§ **Task prompt**:
Word for word, copy the line containing "Give me the" and each line after it in the records below, ending with the last line.

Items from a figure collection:
Segment Open

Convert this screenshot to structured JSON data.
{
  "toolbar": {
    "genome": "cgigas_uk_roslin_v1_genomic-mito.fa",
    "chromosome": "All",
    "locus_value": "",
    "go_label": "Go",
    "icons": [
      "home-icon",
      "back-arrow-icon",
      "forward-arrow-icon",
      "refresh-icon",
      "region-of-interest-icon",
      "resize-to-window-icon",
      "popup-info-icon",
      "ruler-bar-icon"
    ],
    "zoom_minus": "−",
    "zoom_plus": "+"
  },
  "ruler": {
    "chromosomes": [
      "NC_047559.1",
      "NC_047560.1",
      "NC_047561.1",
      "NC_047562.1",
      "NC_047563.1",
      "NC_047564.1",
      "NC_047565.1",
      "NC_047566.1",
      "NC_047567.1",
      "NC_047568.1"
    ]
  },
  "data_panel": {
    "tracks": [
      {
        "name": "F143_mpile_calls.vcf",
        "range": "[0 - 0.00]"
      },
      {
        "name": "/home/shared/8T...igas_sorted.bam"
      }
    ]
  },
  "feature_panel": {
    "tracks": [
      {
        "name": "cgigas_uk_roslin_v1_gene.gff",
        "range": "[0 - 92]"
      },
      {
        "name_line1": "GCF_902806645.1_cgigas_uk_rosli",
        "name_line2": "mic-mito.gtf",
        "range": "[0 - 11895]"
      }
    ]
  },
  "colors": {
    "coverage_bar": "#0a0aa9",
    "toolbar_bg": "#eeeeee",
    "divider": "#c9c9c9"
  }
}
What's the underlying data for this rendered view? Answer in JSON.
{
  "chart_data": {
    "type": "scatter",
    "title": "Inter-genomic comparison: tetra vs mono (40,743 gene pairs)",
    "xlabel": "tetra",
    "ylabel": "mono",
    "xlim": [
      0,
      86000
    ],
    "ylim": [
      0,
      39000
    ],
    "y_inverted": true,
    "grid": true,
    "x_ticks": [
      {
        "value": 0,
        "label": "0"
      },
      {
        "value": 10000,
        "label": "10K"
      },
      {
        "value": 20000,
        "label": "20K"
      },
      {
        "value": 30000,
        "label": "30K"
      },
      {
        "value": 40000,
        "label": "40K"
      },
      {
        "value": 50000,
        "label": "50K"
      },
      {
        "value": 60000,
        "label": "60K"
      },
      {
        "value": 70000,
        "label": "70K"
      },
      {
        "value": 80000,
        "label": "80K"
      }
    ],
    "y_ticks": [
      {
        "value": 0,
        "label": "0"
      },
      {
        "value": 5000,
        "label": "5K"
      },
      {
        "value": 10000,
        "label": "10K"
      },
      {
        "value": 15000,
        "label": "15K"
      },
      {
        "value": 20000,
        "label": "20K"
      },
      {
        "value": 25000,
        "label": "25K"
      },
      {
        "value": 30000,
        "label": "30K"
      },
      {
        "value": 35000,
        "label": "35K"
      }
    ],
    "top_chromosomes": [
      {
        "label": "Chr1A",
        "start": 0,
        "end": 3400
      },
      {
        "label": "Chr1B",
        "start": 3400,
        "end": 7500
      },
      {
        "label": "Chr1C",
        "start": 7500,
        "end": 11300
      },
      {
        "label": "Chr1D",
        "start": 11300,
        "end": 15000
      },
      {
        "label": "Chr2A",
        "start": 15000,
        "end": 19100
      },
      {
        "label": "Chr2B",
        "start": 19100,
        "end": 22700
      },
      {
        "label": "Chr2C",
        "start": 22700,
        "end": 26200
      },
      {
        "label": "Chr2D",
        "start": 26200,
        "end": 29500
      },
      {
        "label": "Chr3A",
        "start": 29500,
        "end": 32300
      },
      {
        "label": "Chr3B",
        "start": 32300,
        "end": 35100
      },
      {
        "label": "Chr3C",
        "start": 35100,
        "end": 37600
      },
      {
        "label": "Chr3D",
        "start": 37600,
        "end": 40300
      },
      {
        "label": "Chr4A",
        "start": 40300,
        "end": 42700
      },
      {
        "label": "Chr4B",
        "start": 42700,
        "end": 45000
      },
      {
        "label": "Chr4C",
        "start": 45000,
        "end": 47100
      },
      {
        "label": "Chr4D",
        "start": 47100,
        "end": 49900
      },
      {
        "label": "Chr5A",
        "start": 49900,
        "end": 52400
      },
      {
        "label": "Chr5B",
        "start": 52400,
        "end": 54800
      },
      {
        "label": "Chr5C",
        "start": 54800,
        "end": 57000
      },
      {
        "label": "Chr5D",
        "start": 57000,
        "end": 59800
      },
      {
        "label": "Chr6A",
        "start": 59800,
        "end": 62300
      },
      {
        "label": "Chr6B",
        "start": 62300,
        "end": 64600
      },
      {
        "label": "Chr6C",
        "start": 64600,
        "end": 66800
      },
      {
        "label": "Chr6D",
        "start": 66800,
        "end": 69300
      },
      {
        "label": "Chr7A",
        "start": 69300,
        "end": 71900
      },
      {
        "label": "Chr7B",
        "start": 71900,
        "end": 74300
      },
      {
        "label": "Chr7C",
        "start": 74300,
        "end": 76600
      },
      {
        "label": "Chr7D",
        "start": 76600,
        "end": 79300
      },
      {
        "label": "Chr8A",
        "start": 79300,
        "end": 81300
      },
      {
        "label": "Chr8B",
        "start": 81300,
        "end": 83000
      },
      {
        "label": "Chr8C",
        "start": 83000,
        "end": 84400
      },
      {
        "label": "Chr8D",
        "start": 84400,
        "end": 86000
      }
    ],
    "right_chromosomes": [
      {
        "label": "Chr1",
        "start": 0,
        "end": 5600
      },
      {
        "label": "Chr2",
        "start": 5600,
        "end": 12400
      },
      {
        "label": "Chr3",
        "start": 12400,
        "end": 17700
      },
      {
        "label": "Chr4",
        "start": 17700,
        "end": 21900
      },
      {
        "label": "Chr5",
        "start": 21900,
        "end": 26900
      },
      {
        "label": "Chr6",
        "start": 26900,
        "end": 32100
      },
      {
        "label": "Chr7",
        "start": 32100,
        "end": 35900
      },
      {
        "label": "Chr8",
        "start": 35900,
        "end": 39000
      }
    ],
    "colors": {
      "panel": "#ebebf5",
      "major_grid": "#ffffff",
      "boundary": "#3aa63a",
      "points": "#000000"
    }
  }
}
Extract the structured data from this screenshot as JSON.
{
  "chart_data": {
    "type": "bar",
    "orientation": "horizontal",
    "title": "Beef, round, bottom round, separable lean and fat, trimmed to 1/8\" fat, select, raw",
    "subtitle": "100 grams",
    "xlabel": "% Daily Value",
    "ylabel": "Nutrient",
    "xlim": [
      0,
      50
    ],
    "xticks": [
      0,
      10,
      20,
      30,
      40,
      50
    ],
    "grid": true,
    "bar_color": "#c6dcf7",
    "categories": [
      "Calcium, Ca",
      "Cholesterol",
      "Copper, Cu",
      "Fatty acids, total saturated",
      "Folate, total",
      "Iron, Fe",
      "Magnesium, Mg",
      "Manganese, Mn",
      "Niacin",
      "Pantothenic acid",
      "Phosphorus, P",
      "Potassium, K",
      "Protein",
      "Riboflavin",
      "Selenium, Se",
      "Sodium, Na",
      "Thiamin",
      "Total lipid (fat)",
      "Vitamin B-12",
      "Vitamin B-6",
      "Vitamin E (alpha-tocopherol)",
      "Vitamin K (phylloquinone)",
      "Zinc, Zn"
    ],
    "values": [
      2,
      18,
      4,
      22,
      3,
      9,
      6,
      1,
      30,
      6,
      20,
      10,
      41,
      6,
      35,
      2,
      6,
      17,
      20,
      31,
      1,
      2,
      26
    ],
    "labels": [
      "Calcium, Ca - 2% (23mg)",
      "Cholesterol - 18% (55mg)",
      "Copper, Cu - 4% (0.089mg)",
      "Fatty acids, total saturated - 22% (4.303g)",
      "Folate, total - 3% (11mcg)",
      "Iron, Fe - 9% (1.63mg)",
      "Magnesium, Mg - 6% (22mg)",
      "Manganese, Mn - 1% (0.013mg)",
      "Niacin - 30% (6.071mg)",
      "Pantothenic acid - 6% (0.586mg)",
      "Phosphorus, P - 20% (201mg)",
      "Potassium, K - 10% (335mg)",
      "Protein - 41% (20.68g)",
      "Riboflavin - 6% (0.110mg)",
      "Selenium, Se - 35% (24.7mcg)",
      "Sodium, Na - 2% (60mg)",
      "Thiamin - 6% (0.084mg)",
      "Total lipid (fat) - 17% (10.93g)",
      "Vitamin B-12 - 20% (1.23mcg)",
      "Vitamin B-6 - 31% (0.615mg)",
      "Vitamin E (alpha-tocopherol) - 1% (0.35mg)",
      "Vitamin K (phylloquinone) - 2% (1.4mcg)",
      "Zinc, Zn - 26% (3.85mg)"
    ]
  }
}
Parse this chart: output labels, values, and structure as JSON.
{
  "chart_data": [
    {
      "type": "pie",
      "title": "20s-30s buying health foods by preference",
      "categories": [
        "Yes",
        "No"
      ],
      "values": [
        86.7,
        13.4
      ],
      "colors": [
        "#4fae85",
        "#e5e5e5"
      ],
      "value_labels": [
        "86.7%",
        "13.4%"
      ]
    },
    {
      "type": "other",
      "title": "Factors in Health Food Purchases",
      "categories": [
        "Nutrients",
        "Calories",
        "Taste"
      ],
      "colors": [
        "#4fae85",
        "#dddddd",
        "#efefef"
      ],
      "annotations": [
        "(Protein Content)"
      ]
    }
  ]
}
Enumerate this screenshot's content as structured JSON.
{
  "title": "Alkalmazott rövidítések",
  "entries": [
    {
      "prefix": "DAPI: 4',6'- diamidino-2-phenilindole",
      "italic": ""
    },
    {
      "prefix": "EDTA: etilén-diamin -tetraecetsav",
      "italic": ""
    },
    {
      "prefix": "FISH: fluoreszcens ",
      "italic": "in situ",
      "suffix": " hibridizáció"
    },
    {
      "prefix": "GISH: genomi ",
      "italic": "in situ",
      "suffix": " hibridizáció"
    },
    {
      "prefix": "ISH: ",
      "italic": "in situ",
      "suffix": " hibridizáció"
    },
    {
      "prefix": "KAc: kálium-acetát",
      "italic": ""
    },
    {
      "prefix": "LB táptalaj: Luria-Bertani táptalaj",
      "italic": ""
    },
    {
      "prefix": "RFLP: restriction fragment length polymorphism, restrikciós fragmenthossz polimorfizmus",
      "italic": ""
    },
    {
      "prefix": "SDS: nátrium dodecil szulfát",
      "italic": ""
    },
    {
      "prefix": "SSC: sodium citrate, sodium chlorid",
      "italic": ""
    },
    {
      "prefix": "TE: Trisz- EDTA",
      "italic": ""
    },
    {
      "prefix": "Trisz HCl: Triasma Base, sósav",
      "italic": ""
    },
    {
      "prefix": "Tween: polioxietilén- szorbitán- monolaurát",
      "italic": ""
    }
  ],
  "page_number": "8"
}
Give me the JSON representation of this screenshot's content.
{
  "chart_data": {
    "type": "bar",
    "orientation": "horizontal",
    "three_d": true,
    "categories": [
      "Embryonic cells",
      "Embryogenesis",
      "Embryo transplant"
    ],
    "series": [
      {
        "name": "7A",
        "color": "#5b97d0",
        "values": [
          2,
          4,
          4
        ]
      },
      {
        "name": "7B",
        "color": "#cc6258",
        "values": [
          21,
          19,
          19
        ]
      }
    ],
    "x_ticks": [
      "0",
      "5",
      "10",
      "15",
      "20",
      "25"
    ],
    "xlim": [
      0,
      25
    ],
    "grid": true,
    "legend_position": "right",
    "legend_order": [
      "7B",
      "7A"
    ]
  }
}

Segment Closed

§ **Response area**:
Give me the JSON representation of this screenshot's content.
{
  "chart_data": {
    "type": "bar",
    "orientation": "horizontal",
    "three_d": true,
    "categories": [
      "Embryonic cells",
      "Embryogenesis",
      "Embryo transplant"
    ],
    "series": [
      {
        "name": "7A",
        "color": "#5b97d0",
        "values": [
          2,
          4,
          4
        ]
      },
      {
        "name": "7B",
        "color": "#cc6258",
        "values": [
          21,
          19,
          19
        ]
      }
    ],
    "x_ticks": [
      "0",
      "5",
      "10",
      "15",
      "20",
      "25"
    ],
    "xlim": [
      0,
      25
    ],
    "grid": true,
    "legend_position": "right",
    "legend_order": [
      "7B",
      "7A"
    ]
  }
}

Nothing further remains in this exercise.